:: Challenge ::
Read the material below. Count the lines containing "days" and give that count alone.

:: Supplied entries ::
>>>

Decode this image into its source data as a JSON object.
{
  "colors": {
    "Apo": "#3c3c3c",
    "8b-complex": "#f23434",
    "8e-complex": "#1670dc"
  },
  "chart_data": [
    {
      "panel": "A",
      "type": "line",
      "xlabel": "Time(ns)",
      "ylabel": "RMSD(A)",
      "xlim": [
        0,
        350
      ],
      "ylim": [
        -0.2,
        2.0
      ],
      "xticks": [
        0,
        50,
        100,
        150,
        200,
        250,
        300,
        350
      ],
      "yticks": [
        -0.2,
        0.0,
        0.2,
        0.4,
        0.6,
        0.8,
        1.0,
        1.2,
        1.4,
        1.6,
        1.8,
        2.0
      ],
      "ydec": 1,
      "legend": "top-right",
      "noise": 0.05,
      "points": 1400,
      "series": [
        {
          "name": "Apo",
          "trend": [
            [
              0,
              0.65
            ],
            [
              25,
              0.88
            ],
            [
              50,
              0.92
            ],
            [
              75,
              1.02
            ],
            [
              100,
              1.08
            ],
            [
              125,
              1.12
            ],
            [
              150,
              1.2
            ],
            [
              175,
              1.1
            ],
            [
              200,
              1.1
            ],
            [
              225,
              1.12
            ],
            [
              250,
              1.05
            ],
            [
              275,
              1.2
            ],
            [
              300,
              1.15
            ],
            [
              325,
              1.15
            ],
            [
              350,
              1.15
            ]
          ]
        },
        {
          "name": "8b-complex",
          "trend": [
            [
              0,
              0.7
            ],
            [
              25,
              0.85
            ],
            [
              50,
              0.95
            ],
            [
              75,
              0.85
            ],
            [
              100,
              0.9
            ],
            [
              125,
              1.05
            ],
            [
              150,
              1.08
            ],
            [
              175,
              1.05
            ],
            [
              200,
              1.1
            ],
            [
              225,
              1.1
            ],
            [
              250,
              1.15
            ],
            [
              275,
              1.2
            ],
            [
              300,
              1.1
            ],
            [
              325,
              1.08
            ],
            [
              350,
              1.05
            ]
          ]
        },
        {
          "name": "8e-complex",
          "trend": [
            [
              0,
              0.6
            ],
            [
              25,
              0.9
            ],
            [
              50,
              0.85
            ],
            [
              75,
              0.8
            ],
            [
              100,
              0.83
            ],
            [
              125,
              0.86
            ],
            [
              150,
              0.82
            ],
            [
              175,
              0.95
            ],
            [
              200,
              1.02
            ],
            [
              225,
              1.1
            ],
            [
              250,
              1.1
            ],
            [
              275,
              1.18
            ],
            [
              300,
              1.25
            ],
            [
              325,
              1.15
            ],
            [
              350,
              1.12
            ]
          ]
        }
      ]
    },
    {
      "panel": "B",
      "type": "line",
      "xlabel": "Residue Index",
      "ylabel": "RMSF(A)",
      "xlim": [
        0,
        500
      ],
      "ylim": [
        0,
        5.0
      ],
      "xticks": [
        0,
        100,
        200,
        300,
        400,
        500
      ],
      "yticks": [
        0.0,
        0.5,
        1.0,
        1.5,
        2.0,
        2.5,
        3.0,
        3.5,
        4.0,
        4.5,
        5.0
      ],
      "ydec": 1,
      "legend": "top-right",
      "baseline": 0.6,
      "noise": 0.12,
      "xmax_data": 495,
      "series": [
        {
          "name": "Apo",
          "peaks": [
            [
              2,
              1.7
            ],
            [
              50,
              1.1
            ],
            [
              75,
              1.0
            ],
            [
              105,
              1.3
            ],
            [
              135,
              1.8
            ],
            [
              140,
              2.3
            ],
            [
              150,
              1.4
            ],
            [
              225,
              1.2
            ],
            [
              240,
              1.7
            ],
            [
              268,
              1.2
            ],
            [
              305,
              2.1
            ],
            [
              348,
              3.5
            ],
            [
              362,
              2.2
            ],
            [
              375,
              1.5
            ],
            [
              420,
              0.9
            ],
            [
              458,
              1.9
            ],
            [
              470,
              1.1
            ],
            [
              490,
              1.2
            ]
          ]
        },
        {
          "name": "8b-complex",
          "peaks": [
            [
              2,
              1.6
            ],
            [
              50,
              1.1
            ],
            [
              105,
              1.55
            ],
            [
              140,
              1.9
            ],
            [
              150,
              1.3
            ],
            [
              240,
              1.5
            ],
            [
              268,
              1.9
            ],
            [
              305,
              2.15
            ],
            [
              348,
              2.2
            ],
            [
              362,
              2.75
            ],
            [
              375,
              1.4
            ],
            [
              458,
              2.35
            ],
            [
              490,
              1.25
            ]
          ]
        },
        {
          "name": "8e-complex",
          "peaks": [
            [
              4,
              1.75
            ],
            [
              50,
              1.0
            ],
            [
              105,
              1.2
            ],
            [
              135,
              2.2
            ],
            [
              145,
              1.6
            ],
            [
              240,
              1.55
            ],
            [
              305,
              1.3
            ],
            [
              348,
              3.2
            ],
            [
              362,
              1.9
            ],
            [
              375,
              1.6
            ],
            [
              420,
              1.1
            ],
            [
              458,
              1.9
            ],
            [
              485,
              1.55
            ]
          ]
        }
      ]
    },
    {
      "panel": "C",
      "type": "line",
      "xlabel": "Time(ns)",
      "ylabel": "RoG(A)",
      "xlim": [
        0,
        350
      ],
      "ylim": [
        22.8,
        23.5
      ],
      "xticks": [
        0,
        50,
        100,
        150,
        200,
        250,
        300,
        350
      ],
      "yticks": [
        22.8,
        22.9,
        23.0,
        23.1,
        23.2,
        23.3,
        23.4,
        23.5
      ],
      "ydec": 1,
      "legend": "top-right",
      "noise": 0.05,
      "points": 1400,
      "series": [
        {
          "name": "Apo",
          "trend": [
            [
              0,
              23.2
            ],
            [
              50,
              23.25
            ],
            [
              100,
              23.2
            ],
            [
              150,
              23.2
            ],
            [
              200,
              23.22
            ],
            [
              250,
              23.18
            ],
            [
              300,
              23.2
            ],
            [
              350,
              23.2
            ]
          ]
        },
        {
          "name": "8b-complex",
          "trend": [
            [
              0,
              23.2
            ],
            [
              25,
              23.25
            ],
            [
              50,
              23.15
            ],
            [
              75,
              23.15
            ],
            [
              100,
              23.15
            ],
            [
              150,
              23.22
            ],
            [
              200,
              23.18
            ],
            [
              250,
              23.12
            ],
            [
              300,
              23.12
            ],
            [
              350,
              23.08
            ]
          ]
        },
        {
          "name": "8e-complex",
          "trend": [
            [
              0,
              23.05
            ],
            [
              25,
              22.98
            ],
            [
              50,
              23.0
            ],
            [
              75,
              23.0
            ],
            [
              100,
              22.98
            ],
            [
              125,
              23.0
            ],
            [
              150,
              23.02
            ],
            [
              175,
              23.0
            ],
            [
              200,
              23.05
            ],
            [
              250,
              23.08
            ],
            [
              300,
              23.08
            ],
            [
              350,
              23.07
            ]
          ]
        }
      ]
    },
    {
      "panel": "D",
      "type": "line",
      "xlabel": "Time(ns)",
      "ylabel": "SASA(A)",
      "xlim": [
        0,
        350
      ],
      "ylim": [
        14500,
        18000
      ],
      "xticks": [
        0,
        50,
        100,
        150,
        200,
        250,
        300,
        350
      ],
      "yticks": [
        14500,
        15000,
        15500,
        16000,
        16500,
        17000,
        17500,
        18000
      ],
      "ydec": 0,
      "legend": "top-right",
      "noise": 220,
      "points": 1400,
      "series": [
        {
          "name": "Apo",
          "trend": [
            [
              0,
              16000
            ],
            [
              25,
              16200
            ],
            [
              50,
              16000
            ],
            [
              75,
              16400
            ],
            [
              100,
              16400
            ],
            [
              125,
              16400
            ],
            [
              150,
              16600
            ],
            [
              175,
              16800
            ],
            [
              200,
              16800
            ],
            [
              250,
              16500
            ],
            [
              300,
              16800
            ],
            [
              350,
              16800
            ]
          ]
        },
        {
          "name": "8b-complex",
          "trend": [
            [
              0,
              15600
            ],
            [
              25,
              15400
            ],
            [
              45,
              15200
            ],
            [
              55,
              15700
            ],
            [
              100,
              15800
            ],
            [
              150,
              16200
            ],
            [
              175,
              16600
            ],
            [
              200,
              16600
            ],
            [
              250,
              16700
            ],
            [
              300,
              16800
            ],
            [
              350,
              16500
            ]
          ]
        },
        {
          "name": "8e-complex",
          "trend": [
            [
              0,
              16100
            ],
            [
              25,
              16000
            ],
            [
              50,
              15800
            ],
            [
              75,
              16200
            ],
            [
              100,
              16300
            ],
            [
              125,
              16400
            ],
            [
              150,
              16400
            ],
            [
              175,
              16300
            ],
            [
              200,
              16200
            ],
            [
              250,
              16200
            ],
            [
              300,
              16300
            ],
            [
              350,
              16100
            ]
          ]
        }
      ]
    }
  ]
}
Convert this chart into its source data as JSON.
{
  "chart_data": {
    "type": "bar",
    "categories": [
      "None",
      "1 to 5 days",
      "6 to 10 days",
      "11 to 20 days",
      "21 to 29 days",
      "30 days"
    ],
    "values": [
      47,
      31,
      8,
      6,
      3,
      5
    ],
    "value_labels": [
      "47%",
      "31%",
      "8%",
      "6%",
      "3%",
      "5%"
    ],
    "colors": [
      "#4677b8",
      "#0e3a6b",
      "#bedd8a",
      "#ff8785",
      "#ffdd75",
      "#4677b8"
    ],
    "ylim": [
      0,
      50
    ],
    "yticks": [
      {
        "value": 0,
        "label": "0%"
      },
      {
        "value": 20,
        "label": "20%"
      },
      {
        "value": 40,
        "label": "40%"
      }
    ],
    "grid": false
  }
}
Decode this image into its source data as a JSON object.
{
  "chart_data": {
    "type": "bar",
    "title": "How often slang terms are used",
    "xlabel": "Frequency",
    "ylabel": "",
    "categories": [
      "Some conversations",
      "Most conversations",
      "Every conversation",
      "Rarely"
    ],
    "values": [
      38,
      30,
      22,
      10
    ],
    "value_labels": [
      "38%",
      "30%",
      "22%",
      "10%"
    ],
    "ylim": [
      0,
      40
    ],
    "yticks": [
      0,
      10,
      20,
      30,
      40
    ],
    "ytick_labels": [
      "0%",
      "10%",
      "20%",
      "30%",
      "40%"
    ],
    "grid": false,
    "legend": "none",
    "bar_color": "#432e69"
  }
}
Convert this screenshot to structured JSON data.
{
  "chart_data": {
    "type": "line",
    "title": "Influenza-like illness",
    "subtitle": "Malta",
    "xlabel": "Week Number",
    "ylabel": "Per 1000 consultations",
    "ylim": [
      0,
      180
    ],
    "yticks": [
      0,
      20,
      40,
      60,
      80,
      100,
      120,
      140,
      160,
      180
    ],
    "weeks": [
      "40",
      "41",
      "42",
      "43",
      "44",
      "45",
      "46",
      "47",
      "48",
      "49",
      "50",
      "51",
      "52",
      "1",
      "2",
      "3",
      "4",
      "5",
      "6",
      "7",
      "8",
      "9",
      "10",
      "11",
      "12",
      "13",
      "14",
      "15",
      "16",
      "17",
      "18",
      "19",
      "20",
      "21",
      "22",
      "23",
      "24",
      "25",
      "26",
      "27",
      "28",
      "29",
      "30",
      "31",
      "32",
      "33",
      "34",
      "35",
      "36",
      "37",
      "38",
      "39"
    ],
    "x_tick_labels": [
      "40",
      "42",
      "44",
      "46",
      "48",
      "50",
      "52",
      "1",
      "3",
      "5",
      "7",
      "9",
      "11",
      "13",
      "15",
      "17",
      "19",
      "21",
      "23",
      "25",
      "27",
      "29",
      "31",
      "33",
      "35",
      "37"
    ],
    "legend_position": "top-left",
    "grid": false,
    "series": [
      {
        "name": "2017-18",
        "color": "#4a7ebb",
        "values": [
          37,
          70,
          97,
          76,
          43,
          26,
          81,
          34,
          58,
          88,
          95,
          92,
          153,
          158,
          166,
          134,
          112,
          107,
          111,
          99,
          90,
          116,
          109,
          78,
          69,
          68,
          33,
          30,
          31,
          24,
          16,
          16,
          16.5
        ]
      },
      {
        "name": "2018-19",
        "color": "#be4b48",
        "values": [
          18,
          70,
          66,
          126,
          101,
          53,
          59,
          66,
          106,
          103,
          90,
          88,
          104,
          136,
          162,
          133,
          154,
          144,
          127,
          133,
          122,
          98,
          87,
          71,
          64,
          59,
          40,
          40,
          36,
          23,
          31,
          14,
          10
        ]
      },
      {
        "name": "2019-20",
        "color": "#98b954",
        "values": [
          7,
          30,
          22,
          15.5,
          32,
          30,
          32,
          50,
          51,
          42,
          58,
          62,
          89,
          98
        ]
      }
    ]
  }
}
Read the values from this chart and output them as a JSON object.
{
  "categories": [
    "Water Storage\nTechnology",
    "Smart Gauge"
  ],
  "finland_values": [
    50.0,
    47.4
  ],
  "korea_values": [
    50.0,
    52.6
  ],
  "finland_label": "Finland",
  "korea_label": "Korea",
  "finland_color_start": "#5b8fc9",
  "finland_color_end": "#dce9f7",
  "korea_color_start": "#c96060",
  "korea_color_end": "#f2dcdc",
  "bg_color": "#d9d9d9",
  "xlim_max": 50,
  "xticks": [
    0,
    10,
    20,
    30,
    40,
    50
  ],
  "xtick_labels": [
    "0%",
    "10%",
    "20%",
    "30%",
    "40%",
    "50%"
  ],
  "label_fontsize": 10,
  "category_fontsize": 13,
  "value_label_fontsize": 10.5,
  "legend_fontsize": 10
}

<<<

:: Solution to the problem ::
5